- Short problem -
From the listing below, extract every line containing "énergie".
--------------------
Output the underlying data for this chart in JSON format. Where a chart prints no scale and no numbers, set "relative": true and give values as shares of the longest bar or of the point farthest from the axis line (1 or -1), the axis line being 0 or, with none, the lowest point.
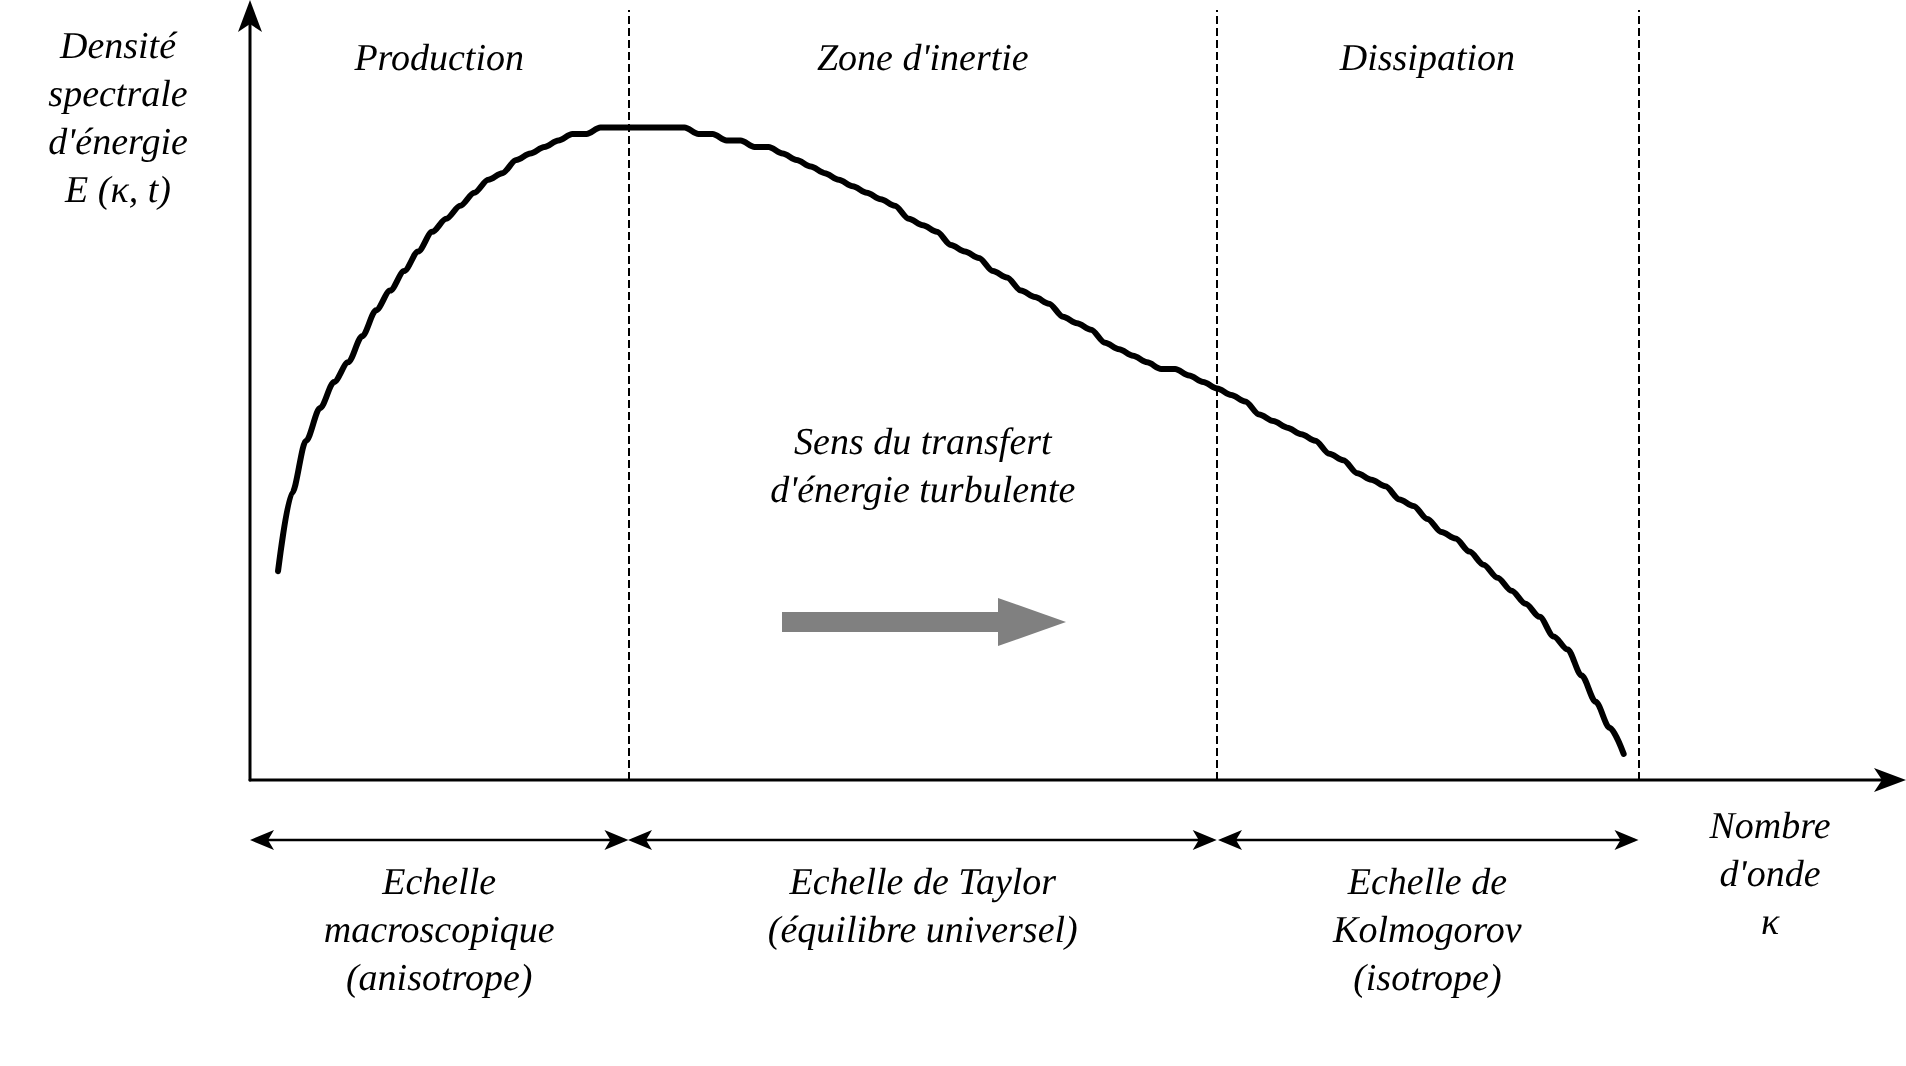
{
  "chart_data": {
    "type": "line",
    "relative": true,
    "ylabel": "Densité\nspectrale\nd'énergie\nE (κ, t)",
    "xlabel": "Nombre\nd'onde\nκ",
    "categories": [
      null,
      null,
      null,
      null,
      null,
      null,
      null,
      null,
      null,
      null,
      null,
      null,
      null,
      null,
      null,
      null,
      null,
      null,
      null,
      null,
      null,
      null,
      null,
      null,
      null,
      null,
      null,
      null,
      null,
      null,
      null,
      null,
      null,
      null,
      null,
      null,
      null,
      null,
      null,
      null,
      null,
      null,
      null,
      null,
      null,
      null,
      null,
      null,
      null,
      null,
      null,
      null,
      null,
      null,
      null,
      null,
      null,
      null,
      null,
      null,
      null,
      null,
      null,
      null,
      null,
      null,
      null,
      null,
      null,
      null,
      null,
      null,
      null,
      null,
      null,
      null,
      null,
      null,
      null,
      null,
      null,
      null,
      null,
      null,
      null,
      null,
      null,
      null,
      null,
      null,
      null,
      null,
      null,
      null,
      null,
      null,
      null,
      null,
      null,
      null,
      null,
      null,
      null,
      null,
      null,
      null,
      null,
      null,
      null,
      null,
      null,
      null,
      null,
      null,
      null,
      null,
      null,
      null
    ],
    "series": [
      {
        "color": "#000000",
        "values": [
          null,
          null,
          0.32,
          0.44,
          0.52,
          0.57,
          0.61,
          0.64,
          0.68,
          0.72,
          0.75,
          0.78,
          0.81,
          0.84,
          0.86,
          0.88,
          0.9,
          0.92,
          0.93,
          0.95,
          0.96,
          0.97,
          0.98,
          0.99,
          0.99,
          1.0,
          1.0,
          1.0,
          1.0,
          1.0,
          1.0,
          1.0,
          0.99,
          0.99,
          0.98,
          0.98,
          0.97,
          0.97,
          0.96,
          0.95,
          0.94,
          0.93,
          0.92,
          0.91,
          0.9,
          0.89,
          0.88,
          0.86,
          0.85,
          0.84,
          0.82,
          0.81,
          0.8,
          0.78,
          0.77,
          0.75,
          0.74,
          0.73,
          0.71,
          0.7,
          0.69,
          0.67,
          0.66,
          0.65,
          0.64,
          0.63,
          0.63,
          0.62,
          0.61,
          0.6,
          0.59,
          0.58,
          0.56,
          0.55,
          0.54,
          0.53,
          0.52,
          0.5,
          0.49,
          0.47,
          0.46,
          0.45,
          0.43,
          0.42,
          0.4,
          0.38,
          0.37,
          0.35,
          0.33,
          0.31,
          0.29,
          0.27,
          0.25,
          0.22,
          0.2,
          0.16,
          0.12,
          0.08,
          0.04,
          null,
          null,
          null,
          null,
          null,
          null,
          null,
          null,
          null,
          null,
          null,
          null,
          null,
          null,
          null,
          null,
          null,
          null,
          null
        ]
      }
    ],
    "annotations": [
      "Production",
      "Zone d'inertie",
      "Dissipation",
      "Sens du transfert\nd'énergie turbulente",
      "Echelle\nmacroscopique\n(anisotrope)",
      "Echelle de Taylor\n(équilibre universel)",
      "Echelle de\nKolmogorov\n(isotrope)"
    ],
    "marker": "none",
    "line_style": "solid",
    "grid": false
  }
}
--------------------
- Task solution -
    "ylabel": "Densité\nspectrale\nd'énergie\nE (κ, t)",
      "Sens du transfert\nd'énergie turbulente",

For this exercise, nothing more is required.